DATA FOR PROCESSING:

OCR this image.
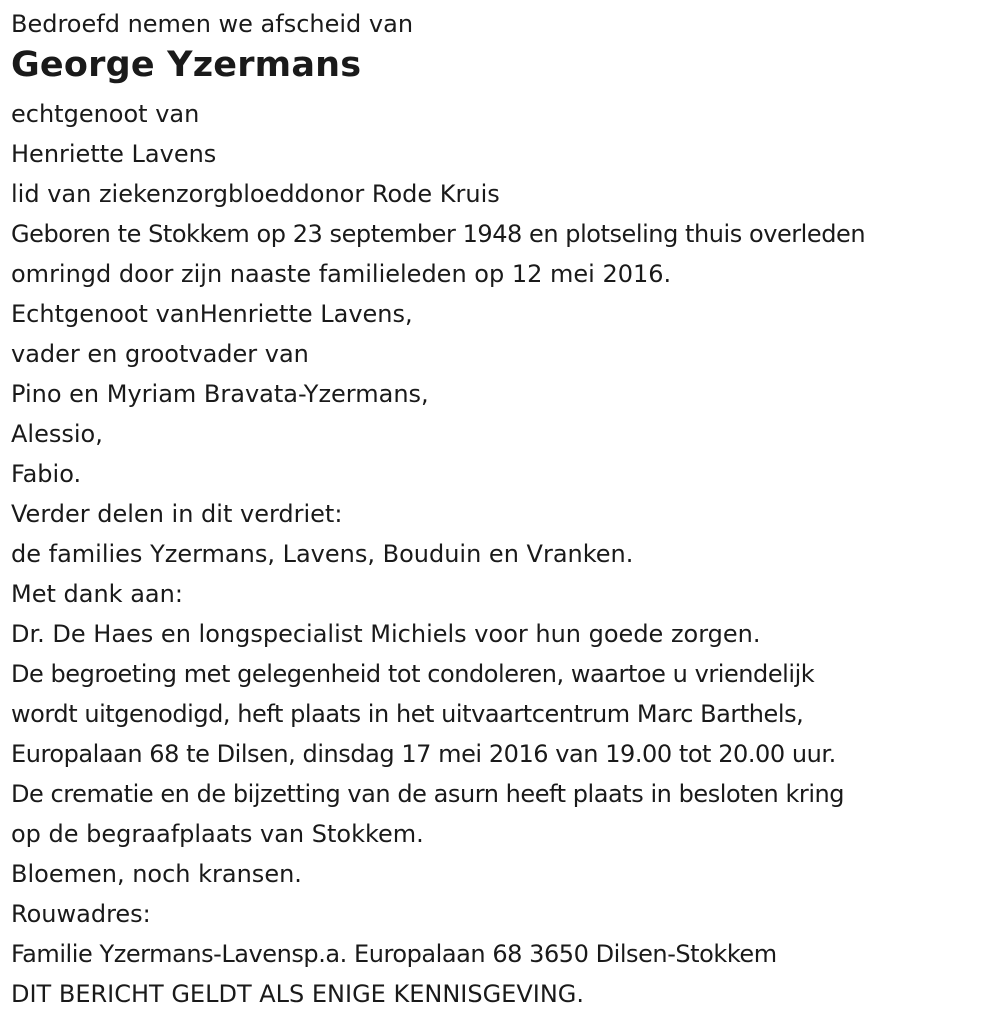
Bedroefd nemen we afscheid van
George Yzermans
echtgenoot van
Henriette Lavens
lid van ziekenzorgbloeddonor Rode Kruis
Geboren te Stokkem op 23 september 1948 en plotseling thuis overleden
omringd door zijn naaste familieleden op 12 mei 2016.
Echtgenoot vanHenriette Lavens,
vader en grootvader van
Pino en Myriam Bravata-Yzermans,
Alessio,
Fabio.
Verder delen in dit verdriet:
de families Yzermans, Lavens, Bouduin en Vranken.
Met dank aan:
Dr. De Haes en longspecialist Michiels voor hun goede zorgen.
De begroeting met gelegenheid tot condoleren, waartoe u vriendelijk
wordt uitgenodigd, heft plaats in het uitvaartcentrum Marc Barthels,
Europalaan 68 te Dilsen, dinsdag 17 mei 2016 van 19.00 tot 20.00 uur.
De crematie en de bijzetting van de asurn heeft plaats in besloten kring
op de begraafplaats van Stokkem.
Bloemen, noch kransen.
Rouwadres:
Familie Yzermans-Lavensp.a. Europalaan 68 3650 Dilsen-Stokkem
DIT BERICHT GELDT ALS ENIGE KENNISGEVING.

SHORT EXERCISE:
An exact transcription of all the entries is required, without the pictures.

EXPECTED ANSWER:
OCR this image.
Bedroefd nemen we afscheid van
George Yzermans
echtgenoot van
Henriette Lavens
lid van ziekenzorgbloeddonor Rode Kruis
Geboren te Stokkem op 23 september 1948 en plotseling thuis overleden
omringd door zijn naaste familieleden op 12 mei 2016.
Echtgenoot vanHenriette Lavens,
vader en grootvader van
Pino en Myriam Bravata-Yzermans,
Alessio,
Fabio.
Verder delen in dit verdriet:
de families Yzermans, Lavens, Bouduin en Vranken.
Met dank aan:
Dr. De Haes en longspecialist Michiels voor hun goede zorgen.
De begroeting met gelegenheid tot condoleren, waartoe u vriendelijk
wordt uitgenodigd, heft plaats in het uitvaartcentrum Marc Barthels,
Europalaan 68 te Dilsen, dinsdag 17 mei 2016 van 19.00 tot 20.00 uur.
De crematie en de bijzetting van de asurn heeft plaats in besloten kring
op de begraafplaats van Stokkem.
Bloemen, noch kransen.
Rouwadres:
Familie Yzermans-Lavensp.a. Europalaan 68 3650 Dilsen-Stokkem
DIT BERICHT GELDT ALS ENIGE KENNISGEVING.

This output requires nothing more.